> _Written task_:
How many lines of the material below contain the string "BrickWithHealth"? Answer with the number and nothing else.

(Dataset items)
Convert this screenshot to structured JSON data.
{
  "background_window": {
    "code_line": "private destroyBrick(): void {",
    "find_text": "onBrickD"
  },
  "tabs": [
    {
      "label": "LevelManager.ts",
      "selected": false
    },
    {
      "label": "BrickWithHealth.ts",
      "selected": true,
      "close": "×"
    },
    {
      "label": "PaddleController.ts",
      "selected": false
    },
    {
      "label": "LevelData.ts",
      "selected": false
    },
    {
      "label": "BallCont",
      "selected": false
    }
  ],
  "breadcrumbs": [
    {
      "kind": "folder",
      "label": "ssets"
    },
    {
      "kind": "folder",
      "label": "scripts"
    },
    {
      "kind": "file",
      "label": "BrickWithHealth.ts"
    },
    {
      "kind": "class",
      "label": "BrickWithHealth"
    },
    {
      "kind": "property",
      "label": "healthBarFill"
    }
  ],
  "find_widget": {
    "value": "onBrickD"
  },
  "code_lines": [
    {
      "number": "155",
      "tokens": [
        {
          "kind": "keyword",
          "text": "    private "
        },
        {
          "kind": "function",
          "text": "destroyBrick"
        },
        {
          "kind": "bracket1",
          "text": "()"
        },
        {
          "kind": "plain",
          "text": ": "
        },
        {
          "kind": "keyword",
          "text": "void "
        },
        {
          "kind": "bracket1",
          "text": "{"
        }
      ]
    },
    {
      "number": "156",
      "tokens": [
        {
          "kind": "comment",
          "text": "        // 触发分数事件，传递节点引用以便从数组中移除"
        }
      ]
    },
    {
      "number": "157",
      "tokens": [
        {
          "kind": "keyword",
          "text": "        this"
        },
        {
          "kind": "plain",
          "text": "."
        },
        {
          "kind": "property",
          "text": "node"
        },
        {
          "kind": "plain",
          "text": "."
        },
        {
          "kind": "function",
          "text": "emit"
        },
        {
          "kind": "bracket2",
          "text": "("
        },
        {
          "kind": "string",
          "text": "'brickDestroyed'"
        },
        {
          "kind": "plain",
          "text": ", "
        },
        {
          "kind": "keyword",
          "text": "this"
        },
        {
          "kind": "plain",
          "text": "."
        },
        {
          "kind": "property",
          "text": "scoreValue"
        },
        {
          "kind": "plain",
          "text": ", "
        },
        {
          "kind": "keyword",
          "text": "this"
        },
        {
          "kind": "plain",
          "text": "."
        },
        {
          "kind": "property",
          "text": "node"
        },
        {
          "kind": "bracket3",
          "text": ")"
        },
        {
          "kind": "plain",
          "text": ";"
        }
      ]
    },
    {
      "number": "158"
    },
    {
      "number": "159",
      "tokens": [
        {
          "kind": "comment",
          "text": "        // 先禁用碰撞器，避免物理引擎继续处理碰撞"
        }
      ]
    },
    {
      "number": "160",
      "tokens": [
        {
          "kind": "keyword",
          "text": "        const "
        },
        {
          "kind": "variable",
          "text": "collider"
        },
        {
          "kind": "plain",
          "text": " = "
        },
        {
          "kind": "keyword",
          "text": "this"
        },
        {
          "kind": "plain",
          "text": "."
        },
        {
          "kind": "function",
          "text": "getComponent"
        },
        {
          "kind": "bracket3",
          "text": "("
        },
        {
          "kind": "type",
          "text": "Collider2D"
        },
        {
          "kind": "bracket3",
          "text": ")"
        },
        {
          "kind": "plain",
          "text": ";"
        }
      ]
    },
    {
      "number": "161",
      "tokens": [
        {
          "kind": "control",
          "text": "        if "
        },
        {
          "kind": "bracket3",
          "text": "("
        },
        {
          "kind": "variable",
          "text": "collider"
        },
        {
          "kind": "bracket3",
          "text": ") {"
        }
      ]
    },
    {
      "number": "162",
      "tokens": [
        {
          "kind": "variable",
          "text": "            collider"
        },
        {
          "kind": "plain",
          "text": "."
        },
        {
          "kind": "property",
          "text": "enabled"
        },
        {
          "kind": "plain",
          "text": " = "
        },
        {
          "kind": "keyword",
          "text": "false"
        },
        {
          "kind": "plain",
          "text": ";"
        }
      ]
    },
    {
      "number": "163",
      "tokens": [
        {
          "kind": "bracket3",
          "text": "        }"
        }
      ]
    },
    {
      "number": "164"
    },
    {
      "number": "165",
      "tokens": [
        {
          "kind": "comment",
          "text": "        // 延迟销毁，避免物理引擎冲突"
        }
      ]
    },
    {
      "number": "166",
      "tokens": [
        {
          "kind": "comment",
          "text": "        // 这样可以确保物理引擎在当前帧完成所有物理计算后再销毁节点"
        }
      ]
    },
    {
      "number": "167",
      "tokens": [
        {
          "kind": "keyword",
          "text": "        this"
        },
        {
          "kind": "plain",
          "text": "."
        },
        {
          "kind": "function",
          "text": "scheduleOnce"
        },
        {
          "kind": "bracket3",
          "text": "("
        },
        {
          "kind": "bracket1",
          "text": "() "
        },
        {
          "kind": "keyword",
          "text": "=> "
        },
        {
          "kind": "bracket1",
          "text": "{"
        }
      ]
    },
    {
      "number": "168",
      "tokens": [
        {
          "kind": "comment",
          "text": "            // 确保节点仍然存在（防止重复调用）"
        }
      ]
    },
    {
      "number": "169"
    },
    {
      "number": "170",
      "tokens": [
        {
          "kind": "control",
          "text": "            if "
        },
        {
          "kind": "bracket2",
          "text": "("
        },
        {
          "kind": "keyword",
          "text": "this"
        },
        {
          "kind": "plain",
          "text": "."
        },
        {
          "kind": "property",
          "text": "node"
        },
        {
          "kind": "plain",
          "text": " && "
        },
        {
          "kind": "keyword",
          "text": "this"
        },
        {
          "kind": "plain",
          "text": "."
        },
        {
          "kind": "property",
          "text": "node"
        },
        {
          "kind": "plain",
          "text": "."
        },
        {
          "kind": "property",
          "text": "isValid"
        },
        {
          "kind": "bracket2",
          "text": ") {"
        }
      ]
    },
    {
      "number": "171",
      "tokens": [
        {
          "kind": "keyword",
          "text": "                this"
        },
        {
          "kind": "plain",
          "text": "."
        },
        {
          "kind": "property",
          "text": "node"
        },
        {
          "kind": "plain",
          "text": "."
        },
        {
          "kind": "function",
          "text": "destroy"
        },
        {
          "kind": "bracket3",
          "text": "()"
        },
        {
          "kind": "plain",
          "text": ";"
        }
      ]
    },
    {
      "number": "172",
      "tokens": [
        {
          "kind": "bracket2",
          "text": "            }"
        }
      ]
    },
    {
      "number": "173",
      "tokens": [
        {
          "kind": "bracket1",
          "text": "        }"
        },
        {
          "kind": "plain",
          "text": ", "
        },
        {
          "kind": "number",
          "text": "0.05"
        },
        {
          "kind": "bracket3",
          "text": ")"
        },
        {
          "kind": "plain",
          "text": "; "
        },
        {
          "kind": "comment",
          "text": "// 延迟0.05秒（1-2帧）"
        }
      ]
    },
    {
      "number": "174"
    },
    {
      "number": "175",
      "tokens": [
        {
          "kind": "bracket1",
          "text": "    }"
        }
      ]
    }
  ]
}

> _Reply to the task_:
3